■ Working data ■
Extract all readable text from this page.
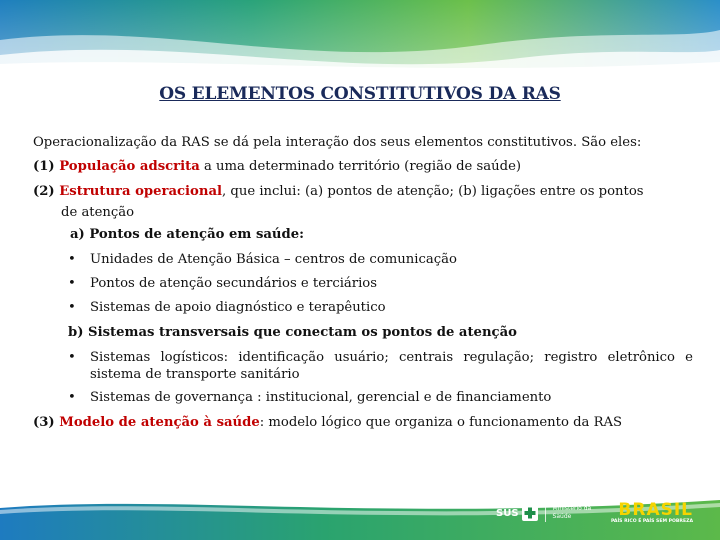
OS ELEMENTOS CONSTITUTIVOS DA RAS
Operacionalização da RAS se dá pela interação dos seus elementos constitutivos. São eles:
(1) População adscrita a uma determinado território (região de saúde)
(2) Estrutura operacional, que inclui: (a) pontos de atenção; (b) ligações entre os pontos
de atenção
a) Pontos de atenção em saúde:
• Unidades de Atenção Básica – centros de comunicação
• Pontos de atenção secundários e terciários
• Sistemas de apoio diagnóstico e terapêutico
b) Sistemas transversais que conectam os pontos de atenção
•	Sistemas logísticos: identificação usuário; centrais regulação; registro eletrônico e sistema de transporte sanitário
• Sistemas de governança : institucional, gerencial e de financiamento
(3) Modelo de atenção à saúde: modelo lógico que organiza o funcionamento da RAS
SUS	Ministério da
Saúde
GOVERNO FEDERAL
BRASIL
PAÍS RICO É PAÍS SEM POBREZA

* * *

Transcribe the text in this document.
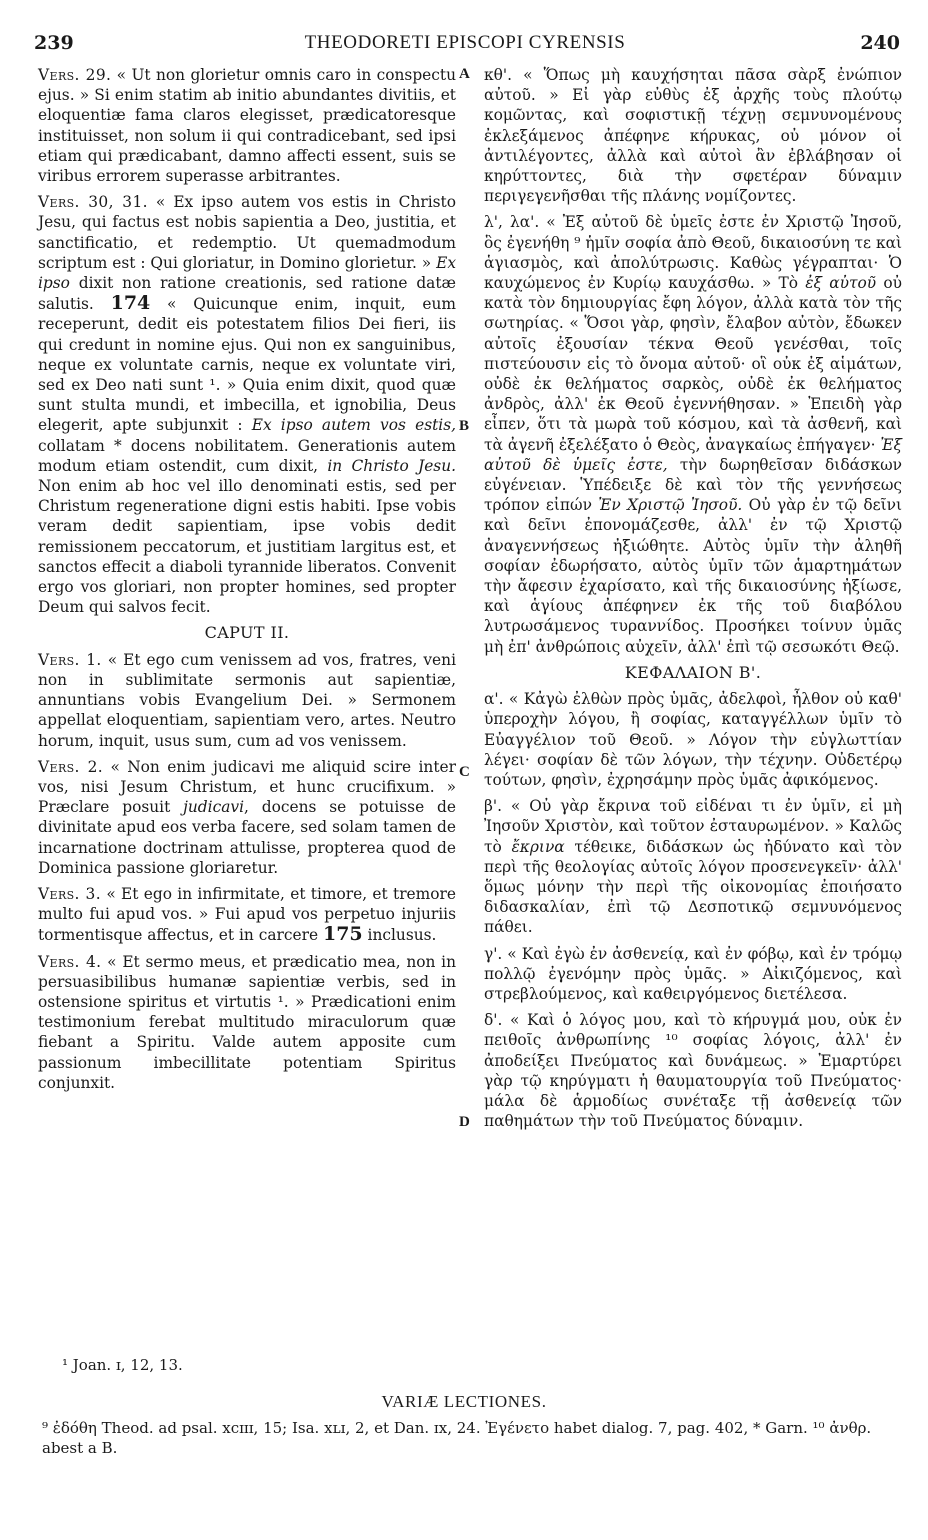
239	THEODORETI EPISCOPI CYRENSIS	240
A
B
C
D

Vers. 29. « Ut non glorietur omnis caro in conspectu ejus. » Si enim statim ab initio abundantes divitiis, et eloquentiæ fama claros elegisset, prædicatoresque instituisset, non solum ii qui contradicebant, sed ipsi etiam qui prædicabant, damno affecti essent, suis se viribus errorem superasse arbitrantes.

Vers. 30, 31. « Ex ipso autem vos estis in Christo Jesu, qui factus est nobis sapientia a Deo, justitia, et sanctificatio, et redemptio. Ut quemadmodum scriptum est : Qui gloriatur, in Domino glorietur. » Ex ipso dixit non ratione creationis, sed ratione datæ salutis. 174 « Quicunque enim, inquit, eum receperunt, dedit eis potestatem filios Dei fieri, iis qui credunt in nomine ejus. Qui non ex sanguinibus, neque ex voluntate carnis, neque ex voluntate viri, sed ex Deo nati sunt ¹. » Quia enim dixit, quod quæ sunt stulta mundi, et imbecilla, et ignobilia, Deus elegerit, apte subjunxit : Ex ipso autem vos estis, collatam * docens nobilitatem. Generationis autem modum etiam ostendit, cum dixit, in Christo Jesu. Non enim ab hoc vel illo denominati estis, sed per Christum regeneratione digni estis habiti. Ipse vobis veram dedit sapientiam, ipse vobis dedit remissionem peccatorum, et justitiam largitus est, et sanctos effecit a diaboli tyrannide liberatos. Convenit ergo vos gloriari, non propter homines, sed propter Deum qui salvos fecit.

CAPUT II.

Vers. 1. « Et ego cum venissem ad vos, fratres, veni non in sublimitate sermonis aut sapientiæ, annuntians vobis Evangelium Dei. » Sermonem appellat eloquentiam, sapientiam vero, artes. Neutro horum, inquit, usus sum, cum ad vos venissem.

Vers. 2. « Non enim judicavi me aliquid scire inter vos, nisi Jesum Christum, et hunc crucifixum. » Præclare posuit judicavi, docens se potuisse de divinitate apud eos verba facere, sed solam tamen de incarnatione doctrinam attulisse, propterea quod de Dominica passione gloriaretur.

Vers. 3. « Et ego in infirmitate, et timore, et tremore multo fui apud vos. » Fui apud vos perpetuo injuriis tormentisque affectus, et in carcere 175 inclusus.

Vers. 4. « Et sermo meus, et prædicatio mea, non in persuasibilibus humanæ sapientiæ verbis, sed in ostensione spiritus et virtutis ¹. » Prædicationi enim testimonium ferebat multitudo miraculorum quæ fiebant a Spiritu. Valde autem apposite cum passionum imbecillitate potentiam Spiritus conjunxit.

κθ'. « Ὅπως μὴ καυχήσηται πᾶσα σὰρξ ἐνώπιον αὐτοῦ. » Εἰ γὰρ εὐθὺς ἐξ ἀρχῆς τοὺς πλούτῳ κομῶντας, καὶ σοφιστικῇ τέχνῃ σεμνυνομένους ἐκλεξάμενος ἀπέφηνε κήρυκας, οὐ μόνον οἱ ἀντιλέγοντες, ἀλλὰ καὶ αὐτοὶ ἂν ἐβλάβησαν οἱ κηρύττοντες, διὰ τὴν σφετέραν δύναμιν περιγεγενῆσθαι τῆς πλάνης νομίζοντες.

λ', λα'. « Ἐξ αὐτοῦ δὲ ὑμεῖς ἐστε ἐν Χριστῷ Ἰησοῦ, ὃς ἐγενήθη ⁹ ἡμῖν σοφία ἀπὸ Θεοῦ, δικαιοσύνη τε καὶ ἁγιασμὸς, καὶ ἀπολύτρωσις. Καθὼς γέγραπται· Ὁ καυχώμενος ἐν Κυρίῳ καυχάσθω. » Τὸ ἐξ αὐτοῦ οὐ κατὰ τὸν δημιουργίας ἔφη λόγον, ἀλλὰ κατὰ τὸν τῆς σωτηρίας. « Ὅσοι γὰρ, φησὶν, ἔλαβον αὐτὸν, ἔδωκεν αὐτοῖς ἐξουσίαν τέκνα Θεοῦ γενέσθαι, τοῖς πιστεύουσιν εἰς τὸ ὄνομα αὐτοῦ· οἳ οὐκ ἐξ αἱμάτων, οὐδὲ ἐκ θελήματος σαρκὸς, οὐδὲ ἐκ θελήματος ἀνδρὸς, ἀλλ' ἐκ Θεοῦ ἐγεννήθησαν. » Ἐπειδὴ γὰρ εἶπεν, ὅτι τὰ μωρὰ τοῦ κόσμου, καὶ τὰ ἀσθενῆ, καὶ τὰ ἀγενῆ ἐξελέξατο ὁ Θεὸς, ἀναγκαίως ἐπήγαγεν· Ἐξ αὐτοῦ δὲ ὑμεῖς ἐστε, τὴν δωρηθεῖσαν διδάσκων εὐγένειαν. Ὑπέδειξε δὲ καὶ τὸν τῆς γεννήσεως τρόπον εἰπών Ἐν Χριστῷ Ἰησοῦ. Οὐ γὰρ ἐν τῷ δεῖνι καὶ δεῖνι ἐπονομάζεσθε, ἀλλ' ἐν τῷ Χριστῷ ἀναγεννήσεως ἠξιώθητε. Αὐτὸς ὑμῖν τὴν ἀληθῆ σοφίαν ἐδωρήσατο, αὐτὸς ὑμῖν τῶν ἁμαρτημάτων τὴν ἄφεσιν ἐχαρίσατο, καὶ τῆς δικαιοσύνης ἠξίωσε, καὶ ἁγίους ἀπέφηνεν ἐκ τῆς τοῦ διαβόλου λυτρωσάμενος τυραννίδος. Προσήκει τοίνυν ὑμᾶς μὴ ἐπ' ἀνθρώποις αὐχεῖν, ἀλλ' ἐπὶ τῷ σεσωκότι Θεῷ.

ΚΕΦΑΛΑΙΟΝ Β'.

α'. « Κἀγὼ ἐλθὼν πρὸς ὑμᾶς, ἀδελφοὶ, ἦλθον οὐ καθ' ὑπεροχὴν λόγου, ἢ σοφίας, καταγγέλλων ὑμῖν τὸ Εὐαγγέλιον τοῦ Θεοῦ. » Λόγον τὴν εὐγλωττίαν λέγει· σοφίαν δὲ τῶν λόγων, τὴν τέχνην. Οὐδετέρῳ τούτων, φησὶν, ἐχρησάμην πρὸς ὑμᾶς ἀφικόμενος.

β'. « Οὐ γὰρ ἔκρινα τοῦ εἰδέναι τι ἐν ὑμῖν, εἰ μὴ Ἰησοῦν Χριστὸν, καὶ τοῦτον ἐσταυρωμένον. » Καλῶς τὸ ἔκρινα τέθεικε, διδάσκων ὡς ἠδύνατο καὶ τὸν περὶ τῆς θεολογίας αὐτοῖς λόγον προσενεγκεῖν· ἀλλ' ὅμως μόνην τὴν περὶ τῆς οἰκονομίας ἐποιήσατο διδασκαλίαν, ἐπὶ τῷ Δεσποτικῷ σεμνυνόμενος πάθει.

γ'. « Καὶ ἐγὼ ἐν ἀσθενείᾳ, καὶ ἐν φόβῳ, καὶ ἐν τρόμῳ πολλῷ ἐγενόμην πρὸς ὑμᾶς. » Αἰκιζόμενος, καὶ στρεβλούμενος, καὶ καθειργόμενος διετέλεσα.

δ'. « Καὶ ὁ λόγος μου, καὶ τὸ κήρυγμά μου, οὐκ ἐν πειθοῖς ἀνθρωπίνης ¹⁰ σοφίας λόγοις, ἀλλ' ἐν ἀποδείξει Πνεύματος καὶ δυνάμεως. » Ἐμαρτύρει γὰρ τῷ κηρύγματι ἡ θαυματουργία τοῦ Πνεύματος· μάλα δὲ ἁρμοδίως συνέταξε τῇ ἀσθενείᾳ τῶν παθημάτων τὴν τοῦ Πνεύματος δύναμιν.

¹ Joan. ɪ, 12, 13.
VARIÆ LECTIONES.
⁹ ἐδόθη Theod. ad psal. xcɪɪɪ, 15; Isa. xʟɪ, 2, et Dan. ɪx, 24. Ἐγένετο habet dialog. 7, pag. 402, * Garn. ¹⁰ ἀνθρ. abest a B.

■ What this task involves ■
Count up the lines in the listing that hold the word "αὐτοῦ", and give that number only.

■ Solution for this problem ■
2